» **EXERCISE**
Would you transcribe all of the data exactly, down to the last character?

» **INPUT DATA**
>> start
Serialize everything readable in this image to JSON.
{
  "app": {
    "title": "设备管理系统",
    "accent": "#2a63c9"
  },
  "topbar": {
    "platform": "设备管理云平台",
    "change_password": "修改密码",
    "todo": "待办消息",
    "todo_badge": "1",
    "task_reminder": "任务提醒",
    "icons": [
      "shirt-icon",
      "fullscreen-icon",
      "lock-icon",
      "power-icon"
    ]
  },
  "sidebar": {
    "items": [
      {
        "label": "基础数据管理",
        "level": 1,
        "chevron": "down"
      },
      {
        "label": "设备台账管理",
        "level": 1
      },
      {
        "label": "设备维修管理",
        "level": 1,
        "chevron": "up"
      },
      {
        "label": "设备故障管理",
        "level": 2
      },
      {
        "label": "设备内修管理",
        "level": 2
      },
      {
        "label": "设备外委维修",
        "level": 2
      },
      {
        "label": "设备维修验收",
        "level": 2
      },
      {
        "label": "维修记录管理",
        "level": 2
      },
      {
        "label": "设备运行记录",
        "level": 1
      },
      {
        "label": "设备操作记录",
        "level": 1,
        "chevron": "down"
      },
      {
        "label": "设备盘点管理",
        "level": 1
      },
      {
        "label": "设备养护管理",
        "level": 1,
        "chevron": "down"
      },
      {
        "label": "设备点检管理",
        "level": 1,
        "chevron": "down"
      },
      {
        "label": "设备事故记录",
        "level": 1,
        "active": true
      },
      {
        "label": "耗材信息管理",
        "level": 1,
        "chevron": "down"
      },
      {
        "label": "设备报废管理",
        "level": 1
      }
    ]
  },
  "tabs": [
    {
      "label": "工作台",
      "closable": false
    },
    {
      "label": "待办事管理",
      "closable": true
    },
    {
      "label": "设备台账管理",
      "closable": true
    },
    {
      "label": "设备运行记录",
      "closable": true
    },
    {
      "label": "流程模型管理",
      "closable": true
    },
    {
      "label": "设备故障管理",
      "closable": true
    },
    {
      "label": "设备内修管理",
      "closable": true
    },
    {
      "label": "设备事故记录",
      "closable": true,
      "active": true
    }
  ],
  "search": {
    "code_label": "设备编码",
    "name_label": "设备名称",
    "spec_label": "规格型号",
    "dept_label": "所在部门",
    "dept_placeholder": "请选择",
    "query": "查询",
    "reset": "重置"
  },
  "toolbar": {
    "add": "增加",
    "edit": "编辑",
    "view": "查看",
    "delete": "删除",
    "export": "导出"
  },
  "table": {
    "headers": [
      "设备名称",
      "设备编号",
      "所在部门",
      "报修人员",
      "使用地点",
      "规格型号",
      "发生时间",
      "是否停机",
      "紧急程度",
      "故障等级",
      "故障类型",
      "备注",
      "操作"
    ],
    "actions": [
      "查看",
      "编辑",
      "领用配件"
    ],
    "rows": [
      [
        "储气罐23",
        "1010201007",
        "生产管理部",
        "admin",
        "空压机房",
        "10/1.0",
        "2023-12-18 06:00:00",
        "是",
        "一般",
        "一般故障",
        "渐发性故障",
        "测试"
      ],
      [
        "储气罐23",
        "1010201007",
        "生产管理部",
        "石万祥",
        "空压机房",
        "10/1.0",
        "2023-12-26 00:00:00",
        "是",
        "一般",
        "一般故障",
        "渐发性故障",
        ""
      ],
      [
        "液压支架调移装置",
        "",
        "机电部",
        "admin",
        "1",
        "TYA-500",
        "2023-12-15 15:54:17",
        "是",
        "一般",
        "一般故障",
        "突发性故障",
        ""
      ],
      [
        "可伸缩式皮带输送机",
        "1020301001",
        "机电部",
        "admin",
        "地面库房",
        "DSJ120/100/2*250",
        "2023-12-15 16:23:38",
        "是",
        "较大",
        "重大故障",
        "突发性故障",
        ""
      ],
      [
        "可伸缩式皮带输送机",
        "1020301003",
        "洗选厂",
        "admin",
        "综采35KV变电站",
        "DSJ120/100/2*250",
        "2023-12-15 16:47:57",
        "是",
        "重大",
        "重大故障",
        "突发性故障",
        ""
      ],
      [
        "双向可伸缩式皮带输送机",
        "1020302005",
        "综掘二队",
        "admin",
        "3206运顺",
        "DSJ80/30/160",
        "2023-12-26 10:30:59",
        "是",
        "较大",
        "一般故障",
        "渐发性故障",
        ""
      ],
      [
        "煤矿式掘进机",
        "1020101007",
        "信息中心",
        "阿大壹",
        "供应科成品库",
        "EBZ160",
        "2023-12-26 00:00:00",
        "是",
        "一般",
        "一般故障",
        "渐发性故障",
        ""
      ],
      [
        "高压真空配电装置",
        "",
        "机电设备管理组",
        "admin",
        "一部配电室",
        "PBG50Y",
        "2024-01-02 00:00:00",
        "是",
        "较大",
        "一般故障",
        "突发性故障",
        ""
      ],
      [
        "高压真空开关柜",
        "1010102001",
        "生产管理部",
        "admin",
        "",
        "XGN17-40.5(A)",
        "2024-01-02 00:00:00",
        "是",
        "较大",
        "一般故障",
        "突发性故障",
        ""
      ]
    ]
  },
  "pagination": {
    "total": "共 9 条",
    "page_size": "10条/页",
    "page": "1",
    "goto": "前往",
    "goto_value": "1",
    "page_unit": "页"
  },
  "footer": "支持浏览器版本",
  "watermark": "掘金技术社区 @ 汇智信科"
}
>> end
» **EXPECTED OUTPUT**
Serialize everything readable in this image to JSON.
{
  "app": {
    "title": "设备管理系统",
    "accent": "#2a63c9"
  },
  "topbar": {
    "platform": "设备管理云平台",
    "change_password": "修改密码",
    "todo": "待办消息",
    "todo_badge": "1",
    "task_reminder": "任务提醒",
    "icons": [
      "shirt-icon",
      "fullscreen-icon",
      "lock-icon",
      "power-icon"
    ]
  },
  "sidebar": {
    "items": [
      {
        "label": "基础数据管理",
        "level": 1,
        "chevron": "down"
      },
      {
        "label": "设备台账管理",
        "level": 1
      },
      {
        "label": "设备维修管理",
        "level": 1,
        "chevron": "up"
      },
      {
        "label": "设备故障管理",
        "level": 2
      },
      {
        "label": "设备内修管理",
        "level": 2
      },
      {
        "label": "设备外委维修",
        "level": 2
      },
      {
        "label": "设备维修验收",
        "level": 2
      },
      {
        "label": "维修记录管理",
        "level": 2
      },
      {
        "label": "设备运行记录",
        "level": 1
      },
      {
        "label": "设备操作记录",
        "level": 1,
        "chevron": "down"
      },
      {
        "label": "设备盘点管理",
        "level": 1
      },
      {
        "label": "设备养护管理",
        "level": 1,
        "chevron": "down"
      },
      {
        "label": "设备点检管理",
        "level": 1,
        "chevron": "down"
      },
      {
        "label": "设备事故记录",
        "level": 1,
        "active": true
      },
      {
        "label": "耗材信息管理",
        "level": 1,
        "chevron": "down"
      },
      {
        "label": "设备报废管理",
        "level": 1
      }
    ]
  },
  "tabs": [
    {
      "label": "工作台",
      "closable": false
    },
    {
      "label": "待办事管理",
      "closable": true
    },
    {
      "label": "设备台账管理",
      "closable": true
    },
    {
      "label": "设备运行记录",
      "closable": true
    },
    {
      "label": "流程模型管理",
      "closable": true
    },
    {
      "label": "设备故障管理",
      "closable": true
    },
    {
      "label": "设备内修管理",
      "closable": true
    },
    {
      "label": "设备事故记录",
      "closable": true,
      "active": true
    }
  ],
  "search": {
    "code_label": "设备编码",
    "name_label": "设备名称",
    "spec_label": "规格型号",
    "dept_label": "所在部门",
    "dept_placeholder": "请选择",
    "query": "查询",
    "reset": "重置"
  },
  "toolbar": {
    "add": "增加",
    "edit": "编辑",
    "view": "查看",
    "delete": "删除",
    "export": "导出"
  },
  "table": {
    "headers": [
      "设备名称",
      "设备编号",
      "所在部门",
      "报修人员",
      "使用地点",
      "规格型号",
      "发生时间",
      "是否停机",
      "紧急程度",
      "故障等级",
      "故障类型",
      "备注",
      "操作"
    ],
    "actions": [
      "查看",
      "编辑",
      "领用配件"
    ],
    "rows": [
      [
        "储气罐23",
        "1010201007",
        "生产管理部",
        "admin",
        "空压机房",
        "10/1.0",
        "2023-12-18 06:00:00",
        "是",
        "一般",
        "一般故障",
        "渐发性故障",
        "测试"
      ],
      [
        "储气罐23",
        "1010201007",
        "生产管理部",
        "石万祥",
        "空压机房",
        "10/1.0",
        "2023-12-26 00:00:00",
        "是",
        "一般",
        "一般故障",
        "渐发性故障",
        ""
      ],
      [
        "液压支架调移装置",
        "",
        "机电部",
        "admin",
        "1",
        "TYA-500",
        "2023-12-15 15:54:17",
        "是",
        "一般",
        "一般故障",
        "突发性故障",
        ""
      ],
      [
        "可伸缩式皮带输送机",
        "1020301001",
        "机电部",
        "admin",
        "地面库房",
        "DSJ120/100/2*250",
        "2023-12-15 16:23:38",
        "是",
        "较大",
        "重大故障",
        "突发性故障",
        ""
      ],
      [
        "可伸缩式皮带输送机",
        "1020301003",
        "洗选厂",
        "admin",
        "综采35KV变电站",
        "DSJ120/100/2*250",
        "2023-12-15 16:47:57",
        "是",
        "重大",
        "重大故障",
        "突发性故障",
        ""
      ],
      [
        "双向可伸缩式皮带输送机",
        "1020302005",
        "综掘二队",
        "admin",
        "3206运顺",
        "DSJ80/30/160",
        "2023-12-26 10:30:59",
        "是",
        "较大",
        "一般故障",
        "渐发性故障",
        ""
      ],
      [
        "煤矿式掘进机",
        "1020101007",
        "信息中心",
        "阿大壹",
        "供应科成品库",
        "EBZ160",
        "2023-12-26 00:00:00",
        "是",
        "一般",
        "一般故障",
        "渐发性故障",
        ""
      ],
      [
        "高压真空配电装置",
        "",
        "机电设备管理组",
        "admin",
        "一部配电室",
        "PBG50Y",
        "2024-01-02 00:00:00",
        "是",
        "较大",
        "一般故障",
        "突发性故障",
        ""
      ],
      [
        "高压真空开关柜",
        "1010102001",
        "生产管理部",
        "admin",
        "",
        "XGN17-40.5(A)",
        "2024-01-02 00:00:00",
        "是",
        "较大",
        "一般故障",
        "突发性故障",
        ""
      ]
    ]
  },
  "pagination": {
    "total": "共 9 条",
    "page_size": "10条/页",
    "page": "1",
    "goto": "前往",
    "goto_value": "1",
    "page_unit": "页"
  },
  "footer": "支持浏览器版本",
  "watermark": "掘金技术社区 @ 汇智信科"
}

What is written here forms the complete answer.